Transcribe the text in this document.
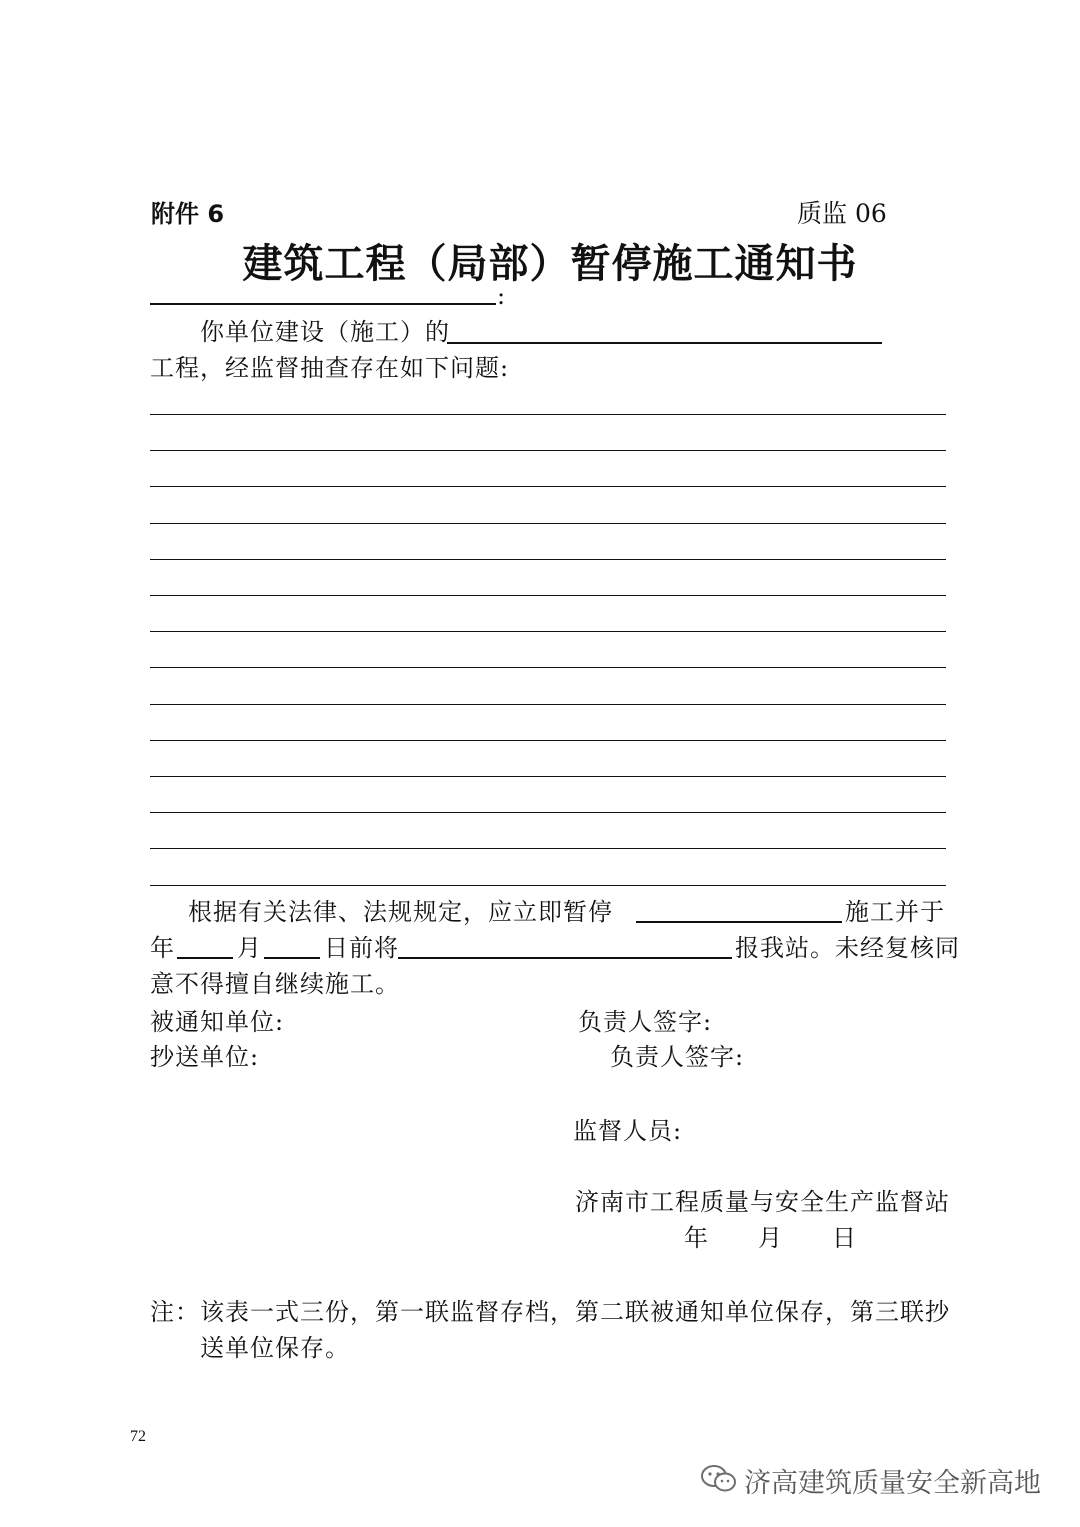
附件 6	质监 06
建筑工程（局部）暂停施工通知书
:
你单位建设（施工）的
工程，经监督抽查存在如下问题:
根据有关法律、法规规定，应立即暂停	施工并于
年	月	日前将	报我站。未经复核同
意不得擅自继续施工。
被通知单位:	负责人签字:
抄送单位:	负责人签字:
监督人员:
济南市工程质量与安全生产监督站
年 月 日
注：该表一式三份，第一联监督存档，第二联被通知单位保存，第三联抄
送单位保存。
72
济高建筑质量安全新高地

# # #

◆ **What you should do**: Copy the listing word for word, excluding its pictures.

◆ **Solution to this exercise**:
Transcribe the text in this document.
附件 6	质监 06
建筑工程（局部）暂停施工通知书
:
你单位建设（施工）的
工程，经监督抽查存在如下问题:
根据有关法律、法规规定，应立即暂停	施工并于
年	月	日前将	报我站。未经复核同
意不得擅自继续施工。
被通知单位:	负责人签字:
抄送单位:	负责人签字:
监督人员:
济南市工程质量与安全生产监督站
年 月 日
注：该表一式三份，第一联监督存档，第二联被通知单位保存，第三联抄
送单位保存。
72
济高建筑质量安全新高地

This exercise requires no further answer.